• [FRAGMENTO SELECCIONADO]:
───
Dar a leer un texto a otro es un acto de muchísima
confianza. Lo pienso como un intento de volverse autocrítico con ojos ajenos,
sobre todo porque quien lo hace reconoce los límites de su criterio y la
condición de invisibilidad que provoca el estar inmerso en el lenguaje propio.
Y reconocer los límites propios es ya en sí mismo un acto de sinceridad, cualidad
que surge habitualmente en la hendidura horizontal de la amistad, cuando converge
con la afinidad de intereses.
La “buena fe” de Montaigne media entre quien se deja
ver en un texto, tal y como es, desnudo en la expresión de sus pensamientos e
invenciones, nunca inmotivadas, y el cómplice que mira, en la serenidad de un
juicio que se esfuerza por ser imparcial, aunque no siempre lo consiga. Reconocer
los límites de nuestro juicio es también un acto de sinceridad. Una cuerda se
tensa entre los dos extremos y oscila en direcciones imprevistas con las fuerzas
del pudor, la emoción y la imagen que tenemos del autor del texto.
Recibir este segundo extremo de la cuerda es siempre
un privilegio: nos han reconocido la capacidad de decir algo sobre lo dicho y al
mismo tiempo nos han confiado una parte de sí mismos. Estas entregas ocurren
todo el tiempo con motivaciones secundarias, principalmente las académicas (que
incluye a los talleres de escritura creativa) y las editoriales. En ambos casos
hay un interés que media el acto y basta cualquier rastro de él para que la
cuerda se rompa por el medio o caiga en alguno de sus cabos.
Y más que referencia libresca, la evocación de Montaigne
se sostiene en una amistad precedente o incipiente que funde a dos personas en
un mismo acto, como ocurría con La Boetie. El que lee entonces se coloca frente
a la página un poco como si fuera él mismo el autor del texto e intenta reconocer
qué podría hacerlo mejor o aquello que irremediablemente lo afea. Un poco como
colocarse frente al espejo con el cuerpo de otro y mirarlo como si fuera el
propio: arrugas y zonas de resequedad a las que el cuerpo se ha habituado y hemos
dejado de notar, pero en los que otros ojos han de detenerse pronto.
───
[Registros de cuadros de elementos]
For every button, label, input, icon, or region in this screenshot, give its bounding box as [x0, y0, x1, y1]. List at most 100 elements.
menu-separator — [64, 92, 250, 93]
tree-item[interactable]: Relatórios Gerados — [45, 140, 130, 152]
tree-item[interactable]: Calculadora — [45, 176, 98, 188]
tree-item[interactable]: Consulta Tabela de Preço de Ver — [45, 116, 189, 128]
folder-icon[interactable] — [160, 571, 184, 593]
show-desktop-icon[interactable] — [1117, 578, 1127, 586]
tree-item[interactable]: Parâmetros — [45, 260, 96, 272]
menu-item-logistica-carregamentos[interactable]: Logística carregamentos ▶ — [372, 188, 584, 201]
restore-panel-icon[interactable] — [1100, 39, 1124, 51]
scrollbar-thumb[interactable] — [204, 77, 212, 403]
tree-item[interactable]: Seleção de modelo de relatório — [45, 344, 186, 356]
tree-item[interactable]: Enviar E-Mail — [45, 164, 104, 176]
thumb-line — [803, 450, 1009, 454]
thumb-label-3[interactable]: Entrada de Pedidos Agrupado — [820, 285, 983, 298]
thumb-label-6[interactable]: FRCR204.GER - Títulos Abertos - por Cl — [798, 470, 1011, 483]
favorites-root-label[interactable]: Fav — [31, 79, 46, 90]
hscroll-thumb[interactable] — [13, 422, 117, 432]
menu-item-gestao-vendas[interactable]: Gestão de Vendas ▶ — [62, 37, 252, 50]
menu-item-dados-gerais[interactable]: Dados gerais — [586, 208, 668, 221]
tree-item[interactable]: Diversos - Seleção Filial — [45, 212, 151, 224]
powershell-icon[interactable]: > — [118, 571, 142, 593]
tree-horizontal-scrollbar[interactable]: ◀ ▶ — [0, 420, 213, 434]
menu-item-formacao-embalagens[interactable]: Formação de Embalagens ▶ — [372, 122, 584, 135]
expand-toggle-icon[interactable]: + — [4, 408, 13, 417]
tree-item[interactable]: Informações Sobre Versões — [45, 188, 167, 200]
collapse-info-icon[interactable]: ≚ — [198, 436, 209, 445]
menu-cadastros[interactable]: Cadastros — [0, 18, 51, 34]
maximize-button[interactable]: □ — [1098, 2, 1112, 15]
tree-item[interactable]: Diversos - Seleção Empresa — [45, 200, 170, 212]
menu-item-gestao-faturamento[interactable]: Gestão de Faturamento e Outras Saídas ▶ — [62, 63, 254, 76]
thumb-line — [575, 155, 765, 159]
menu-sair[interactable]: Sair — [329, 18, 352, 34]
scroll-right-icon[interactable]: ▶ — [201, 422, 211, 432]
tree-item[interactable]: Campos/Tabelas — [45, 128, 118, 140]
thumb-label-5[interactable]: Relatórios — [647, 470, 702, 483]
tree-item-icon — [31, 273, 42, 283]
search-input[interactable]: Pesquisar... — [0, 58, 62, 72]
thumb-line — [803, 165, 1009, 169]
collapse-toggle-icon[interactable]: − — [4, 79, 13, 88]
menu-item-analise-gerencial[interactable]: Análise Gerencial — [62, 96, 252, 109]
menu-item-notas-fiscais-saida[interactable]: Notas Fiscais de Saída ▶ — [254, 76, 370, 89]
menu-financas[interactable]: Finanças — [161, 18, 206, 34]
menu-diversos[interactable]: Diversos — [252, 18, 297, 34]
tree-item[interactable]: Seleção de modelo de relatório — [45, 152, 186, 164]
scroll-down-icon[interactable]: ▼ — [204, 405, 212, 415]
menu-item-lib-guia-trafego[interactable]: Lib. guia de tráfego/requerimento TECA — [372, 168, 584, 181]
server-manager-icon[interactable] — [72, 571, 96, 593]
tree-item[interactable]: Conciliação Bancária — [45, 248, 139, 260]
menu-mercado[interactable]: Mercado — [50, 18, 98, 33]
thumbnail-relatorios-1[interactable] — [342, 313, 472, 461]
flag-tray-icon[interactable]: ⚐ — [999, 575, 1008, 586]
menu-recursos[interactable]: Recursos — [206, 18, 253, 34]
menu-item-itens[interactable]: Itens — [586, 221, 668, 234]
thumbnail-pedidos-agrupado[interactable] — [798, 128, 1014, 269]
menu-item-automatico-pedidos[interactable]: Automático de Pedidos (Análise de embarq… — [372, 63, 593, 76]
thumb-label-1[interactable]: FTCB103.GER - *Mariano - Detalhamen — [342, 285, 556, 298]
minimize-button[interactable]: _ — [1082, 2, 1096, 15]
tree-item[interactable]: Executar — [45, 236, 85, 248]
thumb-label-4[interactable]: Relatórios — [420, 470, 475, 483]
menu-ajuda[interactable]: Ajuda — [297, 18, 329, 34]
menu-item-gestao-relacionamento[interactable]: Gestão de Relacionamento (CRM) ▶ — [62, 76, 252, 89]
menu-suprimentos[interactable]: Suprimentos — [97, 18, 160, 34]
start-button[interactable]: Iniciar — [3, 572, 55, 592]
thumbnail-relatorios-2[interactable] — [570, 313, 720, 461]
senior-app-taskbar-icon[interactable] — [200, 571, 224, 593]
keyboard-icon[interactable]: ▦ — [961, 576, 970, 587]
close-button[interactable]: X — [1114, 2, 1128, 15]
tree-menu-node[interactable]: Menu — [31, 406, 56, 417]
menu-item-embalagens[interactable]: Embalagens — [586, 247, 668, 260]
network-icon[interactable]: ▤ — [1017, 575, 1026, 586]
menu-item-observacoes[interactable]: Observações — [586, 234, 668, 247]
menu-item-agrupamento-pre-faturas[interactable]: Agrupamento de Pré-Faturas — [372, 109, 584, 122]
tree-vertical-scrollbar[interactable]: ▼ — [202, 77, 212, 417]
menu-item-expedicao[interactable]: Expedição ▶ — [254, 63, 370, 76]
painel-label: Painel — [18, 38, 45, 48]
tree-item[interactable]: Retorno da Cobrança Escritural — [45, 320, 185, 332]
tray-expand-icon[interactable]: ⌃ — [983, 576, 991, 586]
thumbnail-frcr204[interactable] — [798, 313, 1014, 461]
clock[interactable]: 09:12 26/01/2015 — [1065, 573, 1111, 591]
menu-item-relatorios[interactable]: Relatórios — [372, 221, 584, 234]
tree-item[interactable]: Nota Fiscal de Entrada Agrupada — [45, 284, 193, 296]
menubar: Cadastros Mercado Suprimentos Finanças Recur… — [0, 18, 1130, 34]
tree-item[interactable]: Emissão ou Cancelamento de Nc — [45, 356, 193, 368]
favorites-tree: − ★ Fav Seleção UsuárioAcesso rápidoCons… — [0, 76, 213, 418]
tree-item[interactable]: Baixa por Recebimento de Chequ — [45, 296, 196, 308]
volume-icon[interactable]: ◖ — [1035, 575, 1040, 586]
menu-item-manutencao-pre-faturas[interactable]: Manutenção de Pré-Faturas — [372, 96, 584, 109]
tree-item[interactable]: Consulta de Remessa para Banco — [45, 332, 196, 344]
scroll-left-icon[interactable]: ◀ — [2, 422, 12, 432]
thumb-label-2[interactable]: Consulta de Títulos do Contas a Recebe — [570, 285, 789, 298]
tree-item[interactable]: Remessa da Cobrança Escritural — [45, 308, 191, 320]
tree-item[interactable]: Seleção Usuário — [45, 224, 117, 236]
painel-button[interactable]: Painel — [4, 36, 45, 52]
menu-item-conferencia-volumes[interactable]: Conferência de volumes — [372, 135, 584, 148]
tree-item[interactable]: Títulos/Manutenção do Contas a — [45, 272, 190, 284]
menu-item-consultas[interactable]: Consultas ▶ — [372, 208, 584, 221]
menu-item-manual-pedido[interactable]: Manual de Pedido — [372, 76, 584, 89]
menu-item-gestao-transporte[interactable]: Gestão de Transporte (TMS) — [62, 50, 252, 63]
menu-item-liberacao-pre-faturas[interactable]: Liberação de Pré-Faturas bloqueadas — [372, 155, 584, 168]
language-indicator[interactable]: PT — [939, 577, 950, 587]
───
• [TAREAS]:
1 – Enumera las fuerzas que, según el ensayo sobre dar a leer un texto, hacen oscilar la cuerda tendida entre sus dos extremos.
2 – Prosigue el ensayo sobre dar a leer un texto a partir de su última oración.
Las líneas no desempeñan ningún papel en este ejercicio.

• [RESPUESTAS]:
1 – El pudor, la emoción y la imagen que tenemos del autor del texto.

2 –
Todo esto porque un viejo amigo y una muy reciente me
han dado textos para leer y ambos me han pedido “una opinión sincera”. Tiendo
muchas veces a la sobreinterpretación o soy un neurótico de las redundancias o
un romántico de la verdad. Y acepto también ser un “sentido” en esta acepción mexicana
de molestarnos por nimiedades muchas veces no declaradas sino apenas esbozadas
en la palabra o en el gesto de otro y que creemos resultado de un desdén o de
un juicio negativo sobre nuestra persona. Entendida mi susceptibilidad, declaro
que el apellido “sincera” no ha de acompañar nunca a una opinión que se me pida,
so pena de una ofensiva redundancia. El acto desinteresado de confiarme un
texto es el lanzamiento del cabo contrario a una cuerda que podría dejar caer
si mi interés por el texto y, metonímicamente, por quien me lo confía, careciera
de importancia para mí.
Perdono a quien, por desconocimiento, tal vez parcial
de mí, me pide sinceridad. A quien no sabe que pertenezco a ese club de escasos
miembros de los que no se achican al decir “no he entendido nada” y que aceptan
no tener siempre el juicio lo bastante largo o claro para tejer opiniones sobre
cualquier cosa, pero que tampoco temen decir “no me gustó” cuando los elementos
para sostener esa afirmación son verbalmente claros y demostrables. Amigo de
falsos elogios tampoco soy, y prefiero el silencio a las atenuaciones.
Ya que ando de perdonavidas, prefiero no tomar la cuerda
que hacerla rodear el cuello de quien me ha confiado su garganta en unas líneas.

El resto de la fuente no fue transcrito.